* **EXTRAIT DU DOCUMENT**:
---

Le projet semble futuriste, presque utopique. À la veille de la présentation en Conseil des ministres du projet de loi sur l’accélération des énergies renouvelables, un consortium d’acteurs publics et associatifs marseillais, emmené par l’adjoint EELV à la transition écologique, Sébastien Barles, s’est réuni jeudi 22 septembre à la brasserie Blum, au 125 La Canebière (1er). Ensemble, ils demandent à l’État de libérer le foncier existant pour créer une « canopée solaire » – une ombrière photovoltaïque recouvrant un tronçon routier. La technologie permettrait de capitaliser sur le taux d’ensoleillement de la cité phocéenne en produisant une énergie solaire locale et accessible par autoconsommation. Ce projet expérimental apporterait, selon ses défenseurs, une solution cohérente à la double crise environnementale et sociale. Tout en valorisant l’autoroute, un équipement polluant et bruyant.
Le Collectif anti-nuisances environnement (Cane), une association de France nature environnement (FNE 13), est à l’origine de cette initiative. Son président, Richard Hardoin, propose « depuis longtemps » de couvrir un tronçon de route à Marseille avec une canopée de panneaux photovoltaïques. Des projets pilotes de cet équipement aussi appelé « serpent solaire » sont à l’œuvre en Suisse, en Allemagne et en Australie. Et le concept séduit. Utiliser une route existante comme support technique, plutôt que de créer de nouveaux champs de panneaux, évite en effet de mettre en concurrence climat et vivant. Donc pas d’artificialisation des sols supplémentaire. L’ouvrage permettrait même de réduire les nuisances sonores et la pollution de l’air. L’installation disposerait tout de même de sections ouvertes pour ne pas empêcher l’accès des secours en hélicoptère.
En Belgique, le premier serpent solaire
Présenté pour la première fois aux États-Unis en juin 2010 par l’architecte suédois Mans Tham, le concept de serpent solaire – ou solar serpent – a rapidement trouvé des adeptes. En 2011, la Belgique inaugure un premier ouvrage opaque, chiffré à 18 millions d’euros, au-dessus d’une voie de TGV (3.300 MWh de puissance). Composé de 16.000 panneaux, le « tunnel du soleil » de 55.000 m² s’étend sur 3,5 kilomètres est génère assez d’électricité pour alimenter la gare d’Anvers et la signalisation sous le tunnel. Il est en revanche plutôt contesté sur le plan esthétique.

---

* **INFORMATIONS FOURNIES**:
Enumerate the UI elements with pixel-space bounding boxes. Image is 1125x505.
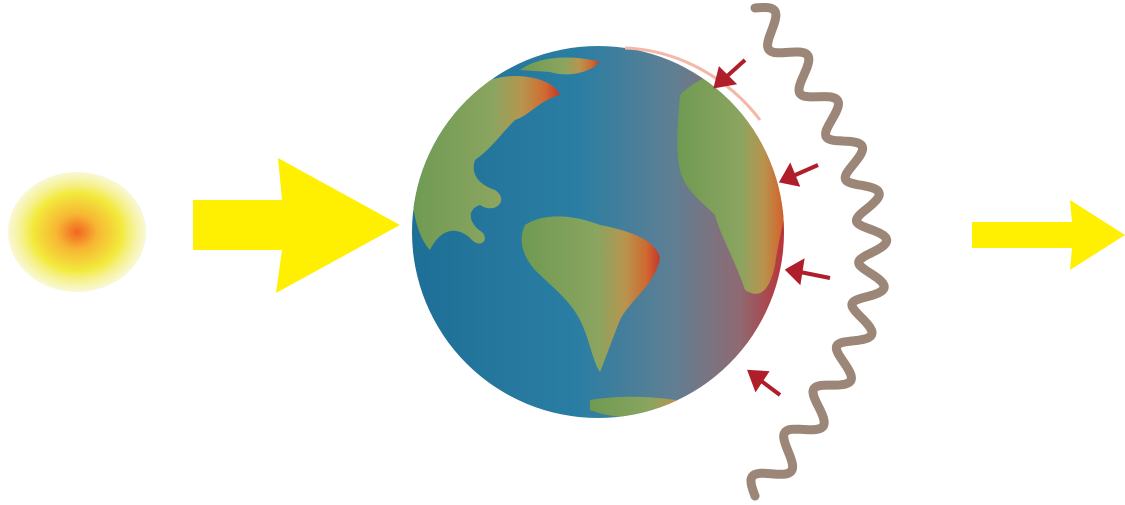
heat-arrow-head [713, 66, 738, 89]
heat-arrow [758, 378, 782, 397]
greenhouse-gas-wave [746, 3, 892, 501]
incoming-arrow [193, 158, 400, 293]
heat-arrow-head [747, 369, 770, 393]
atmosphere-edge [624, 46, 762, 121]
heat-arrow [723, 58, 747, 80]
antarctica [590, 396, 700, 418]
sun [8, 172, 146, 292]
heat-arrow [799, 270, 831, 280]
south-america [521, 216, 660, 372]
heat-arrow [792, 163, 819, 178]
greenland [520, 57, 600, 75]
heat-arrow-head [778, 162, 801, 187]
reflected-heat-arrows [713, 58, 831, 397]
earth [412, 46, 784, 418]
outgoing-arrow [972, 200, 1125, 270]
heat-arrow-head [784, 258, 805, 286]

---

* **OBJECTIF ÉNONCÉ 1**:
Recopiez le passage de l'article sur la canopée solaire de Marseille en commençant par « Le Collectif anti-nuisances » et en allant jusqu'à « secours en hélicoptère. ».
* **OBJECTIF ÉNONCÉ 2**:
D'après l'article sur la canopée solaire de Marseille, qui préside le Collectif anti-nuisances environnement ?
* **OBJECTIF ÉNONCÉ 3**:
Poursuivez l'article sur la canopée solaire de Marseille après sa dernière phrase.
Le listing n'est d'aucune utilité ici.

* **RÉSULTAT FINAL 1**:
Le Collectif anti-nuisances environnement (Cane), une association de France nature environnement (FNE 13), est à l’origine de cette initiative. Son président, Richard Hardoin, propose « depuis longtemps » de couvrir un tronçon de route à Marseille avec une canopée de panneaux photovoltaïques. Des projets pilotes de cet équipement aussi appelé « serpent solaire » sont à l’œuvre en Suisse, en Allemagne et en Australie. Et le concept séduit. Utiliser une route existante comme support technique, plutôt que de créer de nouveaux champs de panneaux, évite en effet de mettre en concurrence climat et vivant. Donc pas d’artificialisation des sols supplémentaire. L’ouvrage permettrait même de réduire les nuisances sonores et la pollution de l’air. L’installation disposerait tout de même de sections ouvertes pour ne pas empêcher l’accès des secours en hélicoptère.

* **RÉSULTAT FINAL 2**:
Richard Hardoin.

* **RÉSULTAT FINAL 3**:
Tunnel du soleil (crédit : Infrabel)
FNE 13 a réalisé une étude benchmark, en s’appuyant sur les plans des pilotes étrangers, et suggère de couvrir quatre tronçons : Frais Vallon (L2), Le Canet (L2), Arenc (A55) et La Pomme (A50). Sébastien Barles s’est récemment saisi du dossier. Séduit par la démarche associative, il veut lui donner une toute autre envergure, en valorisant de plus longues portions autoroutières. Il identifie trois segments exploitables. Un tronçon de dix kilomètres situé entre Saint-Charles et Septèmes-les-Vallons (A7), un autre de onze kilomètres, entre le Parc du 26e centenaire et La Penne-sur-Huveaune (A50), et un dernier segment de cinq kilomètres sur la L2. Soit un terrain de jeu potentiel de 26 kilomètres.
Le processus peut être très rapide (…) ça peut être un projet monté sur quatre ans.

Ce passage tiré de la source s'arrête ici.